> [Your goal] Search the data for the word "this". Reproduce every line where it is found.

> [Source data]
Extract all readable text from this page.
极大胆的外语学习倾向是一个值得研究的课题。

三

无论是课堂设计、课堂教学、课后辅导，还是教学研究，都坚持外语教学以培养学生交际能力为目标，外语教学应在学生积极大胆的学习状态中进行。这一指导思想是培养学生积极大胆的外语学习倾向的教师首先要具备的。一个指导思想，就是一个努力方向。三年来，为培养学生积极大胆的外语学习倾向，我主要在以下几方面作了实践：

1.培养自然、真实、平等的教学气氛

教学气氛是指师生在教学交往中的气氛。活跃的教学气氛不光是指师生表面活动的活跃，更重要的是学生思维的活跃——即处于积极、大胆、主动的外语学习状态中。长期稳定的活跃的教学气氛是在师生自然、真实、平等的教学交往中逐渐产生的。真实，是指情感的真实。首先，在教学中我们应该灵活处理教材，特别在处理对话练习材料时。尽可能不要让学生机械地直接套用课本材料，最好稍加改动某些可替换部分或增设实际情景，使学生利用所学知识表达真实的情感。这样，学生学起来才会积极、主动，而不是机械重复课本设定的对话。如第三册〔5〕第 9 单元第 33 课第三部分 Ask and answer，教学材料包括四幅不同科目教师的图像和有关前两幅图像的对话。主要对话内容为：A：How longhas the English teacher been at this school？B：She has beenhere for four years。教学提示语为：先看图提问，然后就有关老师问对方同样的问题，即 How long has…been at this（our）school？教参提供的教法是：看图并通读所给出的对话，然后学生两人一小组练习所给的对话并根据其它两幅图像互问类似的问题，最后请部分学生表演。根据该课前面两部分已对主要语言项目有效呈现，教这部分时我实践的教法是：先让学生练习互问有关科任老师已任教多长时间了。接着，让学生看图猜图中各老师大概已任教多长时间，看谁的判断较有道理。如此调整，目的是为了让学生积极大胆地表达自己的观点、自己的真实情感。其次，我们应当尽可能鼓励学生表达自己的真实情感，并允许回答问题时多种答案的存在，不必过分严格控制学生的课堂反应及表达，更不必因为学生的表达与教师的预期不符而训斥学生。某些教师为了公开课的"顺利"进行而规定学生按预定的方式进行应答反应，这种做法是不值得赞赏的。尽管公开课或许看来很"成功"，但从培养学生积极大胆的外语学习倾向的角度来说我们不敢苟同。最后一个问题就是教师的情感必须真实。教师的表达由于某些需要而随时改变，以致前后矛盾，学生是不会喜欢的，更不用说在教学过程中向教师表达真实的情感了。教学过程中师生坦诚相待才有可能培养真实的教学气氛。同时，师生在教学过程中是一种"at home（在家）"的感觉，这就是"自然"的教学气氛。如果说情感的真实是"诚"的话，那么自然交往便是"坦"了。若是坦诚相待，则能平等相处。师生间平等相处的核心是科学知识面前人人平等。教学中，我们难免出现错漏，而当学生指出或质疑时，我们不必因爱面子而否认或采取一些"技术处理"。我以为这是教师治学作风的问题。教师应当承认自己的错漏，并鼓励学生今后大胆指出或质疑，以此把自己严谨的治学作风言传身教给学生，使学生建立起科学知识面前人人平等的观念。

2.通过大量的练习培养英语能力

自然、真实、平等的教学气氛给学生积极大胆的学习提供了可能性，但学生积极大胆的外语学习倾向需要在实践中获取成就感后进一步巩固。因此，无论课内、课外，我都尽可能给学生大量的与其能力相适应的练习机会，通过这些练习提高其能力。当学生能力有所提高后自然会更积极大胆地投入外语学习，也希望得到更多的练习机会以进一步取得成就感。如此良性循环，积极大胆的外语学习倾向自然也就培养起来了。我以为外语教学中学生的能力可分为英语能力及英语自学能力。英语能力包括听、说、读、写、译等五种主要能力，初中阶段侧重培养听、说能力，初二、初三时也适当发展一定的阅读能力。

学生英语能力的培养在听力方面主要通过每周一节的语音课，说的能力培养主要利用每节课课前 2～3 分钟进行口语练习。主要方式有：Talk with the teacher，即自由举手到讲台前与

> [The output]
Extract all readable text from this page.
教学气氛是指师生在教学交往中的气氛。活跃的教学气氛不光是指师生表面活动的活跃，更重要的是学生思维的活跃——即处于积极、大胆、主动的外语学习状态中。长期稳定的活跃的教学气氛是在师生自然、真实、平等的教学交往中逐渐产生的。真实，是指情感的真实。首先，在教学中我们应该灵活处理教材，特别在处理对话练习材料时。尽可能不要让学生机械地直接套用课本材料，最好稍加改动某些可替换部分或增设实际情景，使学生利用所学知识表达真实的情感。这样，学生学起来才会积极、主动，而不是机械重复课本设定的对话。如第三册〔5〕第 9 单元第 33 课第三部分 Ask and answer，教学材料包括四幅不同科目教师的图像和有关前两幅图像的对话。主要对话内容为：A：How longhas the English teacher been at this school？B：She has beenhere for four years。教学提示语为：先看图提问，然后就有关老师问对方同样的问题，即 How long has…been at this（our）school？教参提供的教法是：看图并通读所给出的对话，然后学生两人一小组练习所给的对话并根据其它两幅图像互问类似的问题，最后请部分学生表演。根据该课前面两部分已对主要语言项目有效呈现，教这部分时我实践的教法是：先让学生练习互问有关科任老师已任教多长时间了。接着，让学生看图猜图中各老师大概已任教多长时间，看谁的判断较有道理。如此调整，目的是为了让学生积极大胆地表达自己的观点、自己的真实情感。其次，我们应当尽可能鼓励学生表达自己的真实情感，并允许回答问题时多种答案的存在，不必过分严格控制学生的课堂反应及表达，更不必因为学生的表达与教师的预期不符而训斥学生。某些教师为了公开课的"顺利"进行而规定学生按预定的方式进行应答反应，这种做法是不值得赞赏的。尽管公开课或许看来很"成功"，但从培养学生积极大胆的外语学习倾向的角度来说我们不敢苟同。最后一个问题就是教师的情感必须真实。教师的表达由于某些需要而随时改变，以致前后矛盾，学生是不会喜欢的，更不用说在教学过程中向教师表达真实的情感了。教学过程中师生坦诚相待才有可能培养真实的教学气氛。同时，师生在教学过程中是一种"at home（在家）"的感觉，这就是"自然"的教学气氛。如果说情感的真实是"诚"的话，那么自然交往便是"坦"了。若是坦诚相待，则能平等相处。师生间平等相处的核心是科学知识面前人人平等。教学中，我们难免出现错漏，而当学生指出或质疑时，我们不必因爱面子而否认或采取一些"技术处理"。我以为这是教师治学作风的问题。教师应当承认自己的错漏，并鼓励学生今后大胆指出或质疑，以此把自己严谨的治学作风言传身教给学生，使学生建立起科学知识面前人人平等的观念。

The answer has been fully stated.